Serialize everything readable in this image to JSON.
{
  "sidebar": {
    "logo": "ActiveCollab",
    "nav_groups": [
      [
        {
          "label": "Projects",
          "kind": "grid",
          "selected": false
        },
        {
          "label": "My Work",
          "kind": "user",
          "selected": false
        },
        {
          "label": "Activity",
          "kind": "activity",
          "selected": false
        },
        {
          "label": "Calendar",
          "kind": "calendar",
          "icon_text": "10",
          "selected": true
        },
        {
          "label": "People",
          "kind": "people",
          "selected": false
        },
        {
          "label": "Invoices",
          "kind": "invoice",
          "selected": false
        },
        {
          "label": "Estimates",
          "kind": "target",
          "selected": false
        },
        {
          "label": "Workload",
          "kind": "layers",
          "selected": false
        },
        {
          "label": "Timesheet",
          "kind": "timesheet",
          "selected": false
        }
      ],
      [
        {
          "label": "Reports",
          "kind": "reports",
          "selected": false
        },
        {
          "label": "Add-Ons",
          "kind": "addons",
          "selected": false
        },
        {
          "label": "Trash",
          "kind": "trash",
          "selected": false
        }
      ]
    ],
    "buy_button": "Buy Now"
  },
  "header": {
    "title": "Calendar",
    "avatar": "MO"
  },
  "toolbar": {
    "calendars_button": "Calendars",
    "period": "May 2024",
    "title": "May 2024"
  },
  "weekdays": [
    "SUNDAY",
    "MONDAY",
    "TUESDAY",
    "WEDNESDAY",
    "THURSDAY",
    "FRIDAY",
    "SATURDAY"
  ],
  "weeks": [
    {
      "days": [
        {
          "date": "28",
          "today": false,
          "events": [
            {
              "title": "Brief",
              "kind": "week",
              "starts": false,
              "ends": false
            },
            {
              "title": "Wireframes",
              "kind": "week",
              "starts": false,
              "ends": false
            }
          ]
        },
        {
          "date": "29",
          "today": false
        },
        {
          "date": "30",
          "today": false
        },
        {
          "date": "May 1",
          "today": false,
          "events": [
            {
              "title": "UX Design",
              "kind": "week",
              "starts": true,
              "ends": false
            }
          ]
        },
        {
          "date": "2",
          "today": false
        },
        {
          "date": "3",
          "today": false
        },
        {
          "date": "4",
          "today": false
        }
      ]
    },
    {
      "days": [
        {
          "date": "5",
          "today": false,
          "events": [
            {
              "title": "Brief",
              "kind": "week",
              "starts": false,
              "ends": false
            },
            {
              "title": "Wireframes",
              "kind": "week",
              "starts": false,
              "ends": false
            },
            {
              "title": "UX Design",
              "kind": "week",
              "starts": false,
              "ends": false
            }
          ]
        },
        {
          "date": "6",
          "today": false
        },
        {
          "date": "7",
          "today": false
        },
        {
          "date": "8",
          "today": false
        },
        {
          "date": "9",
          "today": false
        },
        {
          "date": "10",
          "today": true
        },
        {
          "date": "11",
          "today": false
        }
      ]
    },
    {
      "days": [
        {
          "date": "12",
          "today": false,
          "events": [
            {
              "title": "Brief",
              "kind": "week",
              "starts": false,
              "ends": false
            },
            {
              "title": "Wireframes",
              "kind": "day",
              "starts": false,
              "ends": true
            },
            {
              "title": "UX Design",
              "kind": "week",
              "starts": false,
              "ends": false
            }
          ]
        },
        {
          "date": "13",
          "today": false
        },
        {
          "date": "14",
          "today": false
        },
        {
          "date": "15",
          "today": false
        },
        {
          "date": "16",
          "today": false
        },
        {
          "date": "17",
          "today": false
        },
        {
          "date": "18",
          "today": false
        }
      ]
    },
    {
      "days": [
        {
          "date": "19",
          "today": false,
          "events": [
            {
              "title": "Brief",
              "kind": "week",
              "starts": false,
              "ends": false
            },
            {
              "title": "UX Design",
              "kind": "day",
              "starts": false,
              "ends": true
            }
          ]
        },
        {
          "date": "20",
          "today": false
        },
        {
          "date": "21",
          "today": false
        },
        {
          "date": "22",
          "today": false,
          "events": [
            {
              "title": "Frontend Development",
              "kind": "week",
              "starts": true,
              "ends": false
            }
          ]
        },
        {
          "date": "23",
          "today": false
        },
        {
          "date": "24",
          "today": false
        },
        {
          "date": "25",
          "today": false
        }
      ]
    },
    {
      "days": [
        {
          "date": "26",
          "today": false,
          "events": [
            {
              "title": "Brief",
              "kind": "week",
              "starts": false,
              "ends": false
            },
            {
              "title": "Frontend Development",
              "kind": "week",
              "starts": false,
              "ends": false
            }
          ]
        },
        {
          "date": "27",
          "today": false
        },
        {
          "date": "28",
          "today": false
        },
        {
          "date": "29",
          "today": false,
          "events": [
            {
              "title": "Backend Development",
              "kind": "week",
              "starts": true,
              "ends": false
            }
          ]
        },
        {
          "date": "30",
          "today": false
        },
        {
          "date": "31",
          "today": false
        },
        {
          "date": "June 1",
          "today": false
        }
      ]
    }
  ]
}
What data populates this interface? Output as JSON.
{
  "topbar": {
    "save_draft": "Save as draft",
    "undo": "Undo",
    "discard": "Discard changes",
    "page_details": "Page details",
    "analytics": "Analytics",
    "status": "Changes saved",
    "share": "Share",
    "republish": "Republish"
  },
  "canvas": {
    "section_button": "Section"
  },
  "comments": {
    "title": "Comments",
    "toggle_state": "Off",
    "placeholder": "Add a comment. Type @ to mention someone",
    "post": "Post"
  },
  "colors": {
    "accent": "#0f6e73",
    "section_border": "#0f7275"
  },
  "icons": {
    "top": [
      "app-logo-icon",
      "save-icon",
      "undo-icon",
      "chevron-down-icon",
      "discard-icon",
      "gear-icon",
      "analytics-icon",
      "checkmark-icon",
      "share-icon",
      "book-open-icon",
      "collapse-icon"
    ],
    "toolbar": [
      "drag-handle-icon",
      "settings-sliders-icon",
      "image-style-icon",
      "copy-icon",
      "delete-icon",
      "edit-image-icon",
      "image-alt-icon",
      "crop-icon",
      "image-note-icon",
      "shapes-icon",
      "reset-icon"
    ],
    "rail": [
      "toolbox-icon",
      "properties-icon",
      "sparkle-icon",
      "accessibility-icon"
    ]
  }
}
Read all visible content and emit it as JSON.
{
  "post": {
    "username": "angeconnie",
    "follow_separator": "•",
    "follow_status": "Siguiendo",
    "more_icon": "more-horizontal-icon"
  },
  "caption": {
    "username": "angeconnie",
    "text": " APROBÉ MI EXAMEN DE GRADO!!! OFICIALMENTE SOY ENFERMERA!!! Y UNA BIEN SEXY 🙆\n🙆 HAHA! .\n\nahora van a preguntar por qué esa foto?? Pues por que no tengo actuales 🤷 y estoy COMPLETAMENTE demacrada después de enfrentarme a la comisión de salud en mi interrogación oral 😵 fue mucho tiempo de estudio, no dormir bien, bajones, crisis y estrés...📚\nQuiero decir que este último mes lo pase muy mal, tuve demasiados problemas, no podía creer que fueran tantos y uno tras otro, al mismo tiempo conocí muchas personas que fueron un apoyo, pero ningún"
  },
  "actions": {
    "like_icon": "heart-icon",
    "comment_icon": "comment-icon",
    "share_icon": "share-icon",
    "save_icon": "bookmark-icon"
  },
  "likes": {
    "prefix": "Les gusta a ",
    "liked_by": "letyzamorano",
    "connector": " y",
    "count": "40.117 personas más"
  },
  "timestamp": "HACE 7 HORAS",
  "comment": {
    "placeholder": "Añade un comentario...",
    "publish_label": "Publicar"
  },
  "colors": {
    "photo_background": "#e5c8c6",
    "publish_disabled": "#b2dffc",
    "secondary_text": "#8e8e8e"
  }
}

============

What the task requires: Reproduce the full listing above, character for character.

The result:
Serialize everything readable in this image to JSON.
{
  "sidebar": {
    "logo": "ActiveCollab",
    "nav_groups": [
      [
        {
          "label": "Projects",
          "kind": "grid",
          "selected": false
        },
        {
          "label": "My Work",
          "kind": "user",
          "selected": false
        },
        {
          "label": "Activity",
          "kind": "activity",
          "selected": false
        },
        {
          "label": "Calendar",
          "kind": "calendar",
          "icon_text": "10",
          "selected": true
        },
        {
          "label": "People",
          "kind": "people",
          "selected": false
        },
        {
          "label": "Invoices",
          "kind": "invoice",
          "selected": false
        },
        {
          "label": "Estimates",
          "kind": "target",
          "selected": false
        },
        {
          "label": "Workload",
          "kind": "layers",
          "selected": false
        },
        {
          "label": "Timesheet",
          "kind": "timesheet",
          "selected": false
        }
      ],
      [
        {
          "label": "Reports",
          "kind": "reports",
          "selected": false
        },
        {
          "label": "Add-Ons",
          "kind": "addons",
          "selected": false
        },
        {
          "label": "Trash",
          "kind": "trash",
          "selected": false
        }
      ]
    ],
    "buy_button": "Buy Now"
  },
  "header": {
    "title": "Calendar",
    "avatar": "MO"
  },
  "toolbar": {
    "calendars_button": "Calendars",
    "period": "May 2024",
    "title": "May 2024"
  },
  "weekdays": [
    "SUNDAY",
    "MONDAY",
    "TUESDAY",
    "WEDNESDAY",
    "THURSDAY",
    "FRIDAY",
    "SATURDAY"
  ],
  "weeks": [
    {
      "days": [
        {
          "date": "28",
          "today": false,
          "events": [
            {
              "title": "Brief",
              "kind": "week",
              "starts": false,
              "ends": false
            },
            {
              "title": "Wireframes",
              "kind": "week",
              "starts": false,
              "ends": false
            }
          ]
        },
        {
          "date": "29",
          "today": false
        },
        {
          "date": "30",
          "today": false
        },
        {
          "date": "May 1",
          "today": false,
          "events": [
            {
              "title": "UX Design",
              "kind": "week",
              "starts": true,
              "ends": false
            }
          ]
        },
        {
          "date": "2",
          "today": false
        },
        {
          "date": "3",
          "today": false
        },
        {
          "date": "4",
          "today": false
        }
      ]
    },
    {
      "days": [
        {
          "date": "5",
          "today": false,
          "events": [
            {
              "title": "Brief",
              "kind": "week",
              "starts": false,
              "ends": false
            },
            {
              "title": "Wireframes",
              "kind": "week",
              "starts": false,
              "ends": false
            },
            {
              "title": "UX Design",
              "kind": "week",
              "starts": false,
              "ends": false
            }
          ]
        },
        {
          "date": "6",
          "today": false
        },
        {
          "date": "7",
          "today": false
        },
        {
          "date": "8",
          "today": false
        },
        {
          "date": "9",
          "today": false
        },
        {
          "date": "10",
          "today": true
        },
        {
          "date": "11",
          "today": false
        }
      ]
    },
    {
      "days": [
        {
          "date": "12",
          "today": false,
          "events": [
            {
              "title": "Brief",
              "kind": "week",
              "starts": false,
              "ends": false
            },
            {
              "title": "Wireframes",
              "kind": "day",
              "starts": false,
              "ends": true
            },
            {
              "title": "UX Design",
              "kind": "week",
              "starts": false,
              "ends": false
            }
          ]
        },
        {
          "date": "13",
          "today": false
        },
        {
          "date": "14",
          "today": false
        },
        {
          "date": "15",
          "today": false
        },
        {
          "date": "16",
          "today": false
        },
        {
          "date": "17",
          "today": false
        },
        {
          "date": "18",
          "today": false
        }
      ]
    },
    {
      "days": [
        {
          "date": "19",
          "today": false,
          "events": [
            {
              "title": "Brief",
              "kind": "week",
              "starts": false,
              "ends": false
            },
            {
              "title": "UX Design",
              "kind": "day",
              "starts": false,
              "ends": true
            }
          ]
        },
        {
          "date": "20",
          "today": false
        },
        {
          "date": "21",
          "today": false
        },
        {
          "date": "22",
          "today": false,
          "events": [
            {
              "title": "Frontend Development",
              "kind": "week",
              "starts": true,
              "ends": false
            }
          ]
        },
        {
          "date": "23",
          "today": false
        },
        {
          "date": "24",
          "today": false
        },
        {
          "date": "25",
          "today": false
        }
      ]
    },
    {
      "days": [
        {
          "date": "26",
          "today": false,
          "events": [
            {
              "title": "Brief",
              "kind": "week",
              "starts": false,
              "ends": false
            },
            {
              "title": "Frontend Development",
              "kind": "week",
              "starts": false,
              "ends": false
            }
          ]
        },
        {
          "date": "27",
          "today": false
        },
        {
          "date": "28",
          "today": false
        },
        {
          "date": "29",
          "today": false,
          "events": [
            {
              "title": "Backend Development",
              "kind": "week",
              "starts": true,
              "ends": false
            }
          ]
        },
        {
          "date": "30",
          "today": false
        },
        {
          "date": "31",
          "today": false
        },
        {
          "date": "June 1",
          "today": false
        }
      ]
    }
  ]
}
What data populates this interface? Output as JSON.
{
  "topbar": {
    "save_draft": "Save as draft",
    "undo": "Undo",
    "discard": "Discard changes",
    "page_details": "Page details",
    "analytics": "Analytics",
    "status": "Changes saved",
    "share": "Share",
    "republish": "Republish"
  },
  "canvas": {
    "section_button": "Section"
  },
  "comments": {
    "title": "Comments",
    "toggle_state": "Off",
    "placeholder": "Add a comment. Type @ to mention someone",
    "post": "Post"
  },
  "colors": {
    "accent": "#0f6e73",
    "section_border": "#0f7275"
  },
  "icons": {
    "top": [
      "app-logo-icon",
      "save-icon",
      "undo-icon",
      "chevron-down-icon",
      "discard-icon",
      "gear-icon",
      "analytics-icon",
      "checkmark-icon",
      "share-icon",
      "book-open-icon",
      "collapse-icon"
    ],
    "toolbar": [
      "drag-handle-icon",
      "settings-sliders-icon",
      "image-style-icon",
      "copy-icon",
      "delete-icon",
      "edit-image-icon",
      "image-alt-icon",
      "crop-icon",
      "image-note-icon",
      "shapes-icon",
      "reset-icon"
    ],
    "rail": [
      "toolbox-icon",
      "properties-icon",
      "sparkle-icon",
      "accessibility-icon"
    ]
  }
}
Read all visible content and emit it as JSON.
{
  "post": {
    "username": "angeconnie",
    "follow_separator": "•",
    "follow_status": "Siguiendo",
    "more_icon": "more-horizontal-icon"
  },
  "caption": {
    "username": "angeconnie",
    "text": " APROBÉ MI EXAMEN DE GRADO!!! OFICIALMENTE SOY ENFERMERA!!! Y UNA BIEN SEXY 🙆\n🙆 HAHA! .\n\nahora van a preguntar por qué esa foto?? Pues por que no tengo actuales 🤷 y estoy COMPLETAMENTE demacrada después de enfrentarme a la comisión de salud en mi interrogación oral 😵 fue mucho tiempo de estudio, no dormir bien, bajones, crisis y estrés...📚\nQuiero decir que este último mes lo pase muy mal, tuve demasiados problemas, no podía creer que fueran tantos y uno tras otro, al mismo tiempo conocí muchas personas que fueron un apoyo, pero ningún"
  },
  "actions": {
    "like_icon": "heart-icon",
    "comment_icon": "comment-icon",
    "share_icon": "share-icon",
    "save_icon": "bookmark-icon"
  },
  "likes": {
    "prefix": "Les gusta a ",
    "liked_by": "letyzamorano",
    "connector": " y",
    "count": "40.117 personas más"
  },
  "timestamp": "HACE 7 HORAS",
  "comment": {
    "placeholder": "Añade un comentario...",
    "publish_label": "Publicar"
  },
  "colors": {
    "photo_background": "#e5c8c6",
    "publish_disabled": "#b2dffc",
    "secondary_text": "#8e8e8e"
  }
}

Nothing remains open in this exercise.